» **Your goal**
Out of the lines below, please list those that hold the string "JSON".

» **The records**
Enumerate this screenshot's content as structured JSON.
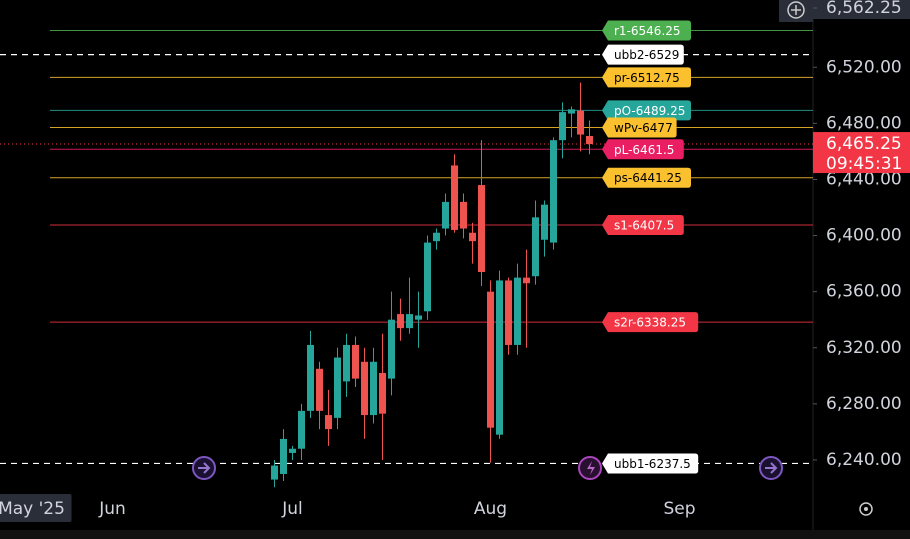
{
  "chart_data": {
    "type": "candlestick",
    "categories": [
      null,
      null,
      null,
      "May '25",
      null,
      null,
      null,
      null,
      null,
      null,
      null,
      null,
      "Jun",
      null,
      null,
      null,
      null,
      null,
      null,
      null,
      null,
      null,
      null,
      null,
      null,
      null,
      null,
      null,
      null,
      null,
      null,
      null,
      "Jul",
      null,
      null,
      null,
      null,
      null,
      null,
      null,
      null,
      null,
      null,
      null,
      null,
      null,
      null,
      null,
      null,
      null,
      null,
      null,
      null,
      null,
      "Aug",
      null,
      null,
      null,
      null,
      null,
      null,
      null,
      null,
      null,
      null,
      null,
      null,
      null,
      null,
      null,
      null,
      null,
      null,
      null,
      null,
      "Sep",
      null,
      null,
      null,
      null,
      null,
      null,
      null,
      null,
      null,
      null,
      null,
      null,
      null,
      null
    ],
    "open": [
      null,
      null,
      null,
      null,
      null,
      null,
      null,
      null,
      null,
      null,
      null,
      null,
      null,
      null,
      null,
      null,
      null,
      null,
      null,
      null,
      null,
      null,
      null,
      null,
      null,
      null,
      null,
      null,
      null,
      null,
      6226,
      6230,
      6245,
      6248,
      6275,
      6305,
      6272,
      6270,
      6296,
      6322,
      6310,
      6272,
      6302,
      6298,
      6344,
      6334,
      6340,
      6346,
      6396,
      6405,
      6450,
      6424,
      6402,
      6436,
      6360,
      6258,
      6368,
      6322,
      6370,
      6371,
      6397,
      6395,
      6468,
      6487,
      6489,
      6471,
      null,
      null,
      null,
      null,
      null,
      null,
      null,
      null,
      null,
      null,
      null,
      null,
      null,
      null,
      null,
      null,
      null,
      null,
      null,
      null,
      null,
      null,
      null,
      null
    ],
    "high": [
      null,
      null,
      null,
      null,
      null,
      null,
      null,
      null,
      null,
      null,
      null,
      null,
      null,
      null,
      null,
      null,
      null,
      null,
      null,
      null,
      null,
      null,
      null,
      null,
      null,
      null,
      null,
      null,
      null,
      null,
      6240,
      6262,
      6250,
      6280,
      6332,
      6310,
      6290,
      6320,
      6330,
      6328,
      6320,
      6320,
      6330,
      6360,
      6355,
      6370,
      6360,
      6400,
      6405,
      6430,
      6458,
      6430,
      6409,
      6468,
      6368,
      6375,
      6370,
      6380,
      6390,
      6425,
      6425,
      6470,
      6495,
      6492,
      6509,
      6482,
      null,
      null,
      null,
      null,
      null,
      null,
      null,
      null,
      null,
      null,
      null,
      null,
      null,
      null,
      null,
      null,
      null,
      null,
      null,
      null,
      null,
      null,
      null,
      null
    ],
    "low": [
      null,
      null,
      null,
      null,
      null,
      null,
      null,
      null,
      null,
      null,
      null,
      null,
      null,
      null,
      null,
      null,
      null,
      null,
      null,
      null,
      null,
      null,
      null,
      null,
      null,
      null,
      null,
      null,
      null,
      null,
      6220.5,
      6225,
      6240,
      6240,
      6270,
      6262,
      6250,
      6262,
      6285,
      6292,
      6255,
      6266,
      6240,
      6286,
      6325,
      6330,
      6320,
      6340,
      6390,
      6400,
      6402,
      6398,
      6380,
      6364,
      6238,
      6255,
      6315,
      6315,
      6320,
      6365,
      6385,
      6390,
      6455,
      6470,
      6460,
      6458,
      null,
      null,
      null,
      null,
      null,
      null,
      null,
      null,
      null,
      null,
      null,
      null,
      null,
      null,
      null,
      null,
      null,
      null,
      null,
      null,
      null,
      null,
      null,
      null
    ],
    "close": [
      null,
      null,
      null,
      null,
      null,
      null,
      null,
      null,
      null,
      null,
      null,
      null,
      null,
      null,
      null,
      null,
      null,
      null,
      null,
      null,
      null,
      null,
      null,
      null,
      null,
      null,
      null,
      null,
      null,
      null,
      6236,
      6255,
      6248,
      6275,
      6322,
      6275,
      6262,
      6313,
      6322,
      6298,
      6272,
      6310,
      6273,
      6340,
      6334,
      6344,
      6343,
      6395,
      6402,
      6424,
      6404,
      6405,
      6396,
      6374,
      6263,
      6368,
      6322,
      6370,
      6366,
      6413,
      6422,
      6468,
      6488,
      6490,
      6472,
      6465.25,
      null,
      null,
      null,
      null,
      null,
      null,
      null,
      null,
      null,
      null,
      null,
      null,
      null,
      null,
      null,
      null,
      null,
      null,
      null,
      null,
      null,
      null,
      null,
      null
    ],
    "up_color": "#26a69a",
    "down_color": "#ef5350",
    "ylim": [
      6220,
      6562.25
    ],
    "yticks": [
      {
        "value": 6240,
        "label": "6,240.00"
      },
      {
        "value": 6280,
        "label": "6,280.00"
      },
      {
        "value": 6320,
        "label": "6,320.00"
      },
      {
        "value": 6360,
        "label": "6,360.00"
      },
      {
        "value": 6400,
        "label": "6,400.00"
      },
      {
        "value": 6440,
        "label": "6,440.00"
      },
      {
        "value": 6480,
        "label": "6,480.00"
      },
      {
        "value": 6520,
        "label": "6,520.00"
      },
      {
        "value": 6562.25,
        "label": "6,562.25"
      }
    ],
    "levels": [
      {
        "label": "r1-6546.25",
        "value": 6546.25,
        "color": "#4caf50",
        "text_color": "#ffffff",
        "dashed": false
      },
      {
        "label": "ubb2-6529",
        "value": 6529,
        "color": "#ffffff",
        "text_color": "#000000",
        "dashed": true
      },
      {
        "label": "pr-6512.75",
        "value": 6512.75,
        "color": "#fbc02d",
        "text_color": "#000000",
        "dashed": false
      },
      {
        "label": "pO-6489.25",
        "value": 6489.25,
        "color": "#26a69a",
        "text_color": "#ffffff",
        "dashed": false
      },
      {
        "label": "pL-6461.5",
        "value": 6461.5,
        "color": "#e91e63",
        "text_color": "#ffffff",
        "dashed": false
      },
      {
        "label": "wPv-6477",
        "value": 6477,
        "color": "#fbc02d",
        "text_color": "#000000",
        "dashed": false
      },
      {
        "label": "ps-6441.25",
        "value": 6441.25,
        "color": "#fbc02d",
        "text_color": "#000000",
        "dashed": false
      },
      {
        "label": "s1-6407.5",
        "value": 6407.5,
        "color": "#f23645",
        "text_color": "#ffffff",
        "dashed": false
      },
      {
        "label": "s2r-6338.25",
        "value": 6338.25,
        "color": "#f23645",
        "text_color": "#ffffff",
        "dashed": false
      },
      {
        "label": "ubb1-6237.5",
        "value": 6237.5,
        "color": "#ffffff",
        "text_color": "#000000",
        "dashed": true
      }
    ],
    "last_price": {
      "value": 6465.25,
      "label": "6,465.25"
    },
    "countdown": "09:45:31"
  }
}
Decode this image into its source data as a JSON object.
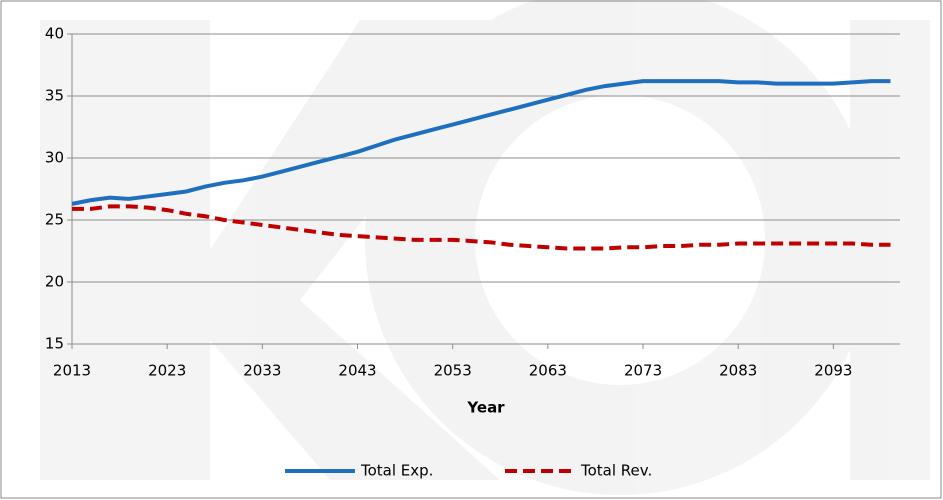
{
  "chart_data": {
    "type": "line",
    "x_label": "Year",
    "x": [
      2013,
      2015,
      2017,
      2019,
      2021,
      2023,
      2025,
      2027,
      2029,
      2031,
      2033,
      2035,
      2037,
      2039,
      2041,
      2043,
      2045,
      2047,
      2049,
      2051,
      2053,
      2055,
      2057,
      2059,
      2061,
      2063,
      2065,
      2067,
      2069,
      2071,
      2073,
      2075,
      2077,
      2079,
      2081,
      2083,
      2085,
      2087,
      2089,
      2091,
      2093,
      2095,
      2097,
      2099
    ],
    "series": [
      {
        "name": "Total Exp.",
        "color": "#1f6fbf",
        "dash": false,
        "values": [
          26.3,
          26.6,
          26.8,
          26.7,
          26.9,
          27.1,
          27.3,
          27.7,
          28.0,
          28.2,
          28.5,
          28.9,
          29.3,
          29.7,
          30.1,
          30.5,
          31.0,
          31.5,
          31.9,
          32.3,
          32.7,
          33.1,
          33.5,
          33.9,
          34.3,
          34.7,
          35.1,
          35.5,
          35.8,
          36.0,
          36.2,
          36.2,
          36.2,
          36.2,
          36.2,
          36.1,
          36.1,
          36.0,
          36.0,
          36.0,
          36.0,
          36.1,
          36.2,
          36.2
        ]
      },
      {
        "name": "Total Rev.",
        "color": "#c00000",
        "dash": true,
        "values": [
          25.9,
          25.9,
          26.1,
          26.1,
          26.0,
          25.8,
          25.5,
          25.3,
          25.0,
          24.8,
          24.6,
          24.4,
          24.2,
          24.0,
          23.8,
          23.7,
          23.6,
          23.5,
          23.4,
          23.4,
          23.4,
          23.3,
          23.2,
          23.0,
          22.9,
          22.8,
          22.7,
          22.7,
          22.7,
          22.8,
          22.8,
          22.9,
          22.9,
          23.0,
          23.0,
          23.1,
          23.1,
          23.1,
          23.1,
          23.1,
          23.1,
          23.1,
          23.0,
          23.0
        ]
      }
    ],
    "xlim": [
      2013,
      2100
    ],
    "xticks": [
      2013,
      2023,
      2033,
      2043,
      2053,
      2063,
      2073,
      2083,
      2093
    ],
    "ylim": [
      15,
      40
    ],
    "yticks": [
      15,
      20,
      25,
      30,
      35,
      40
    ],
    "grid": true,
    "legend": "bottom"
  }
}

» **Result of this task**
Enumerate this screenshot's content as structured JSON.
Decode this image into its source data as a JSON object.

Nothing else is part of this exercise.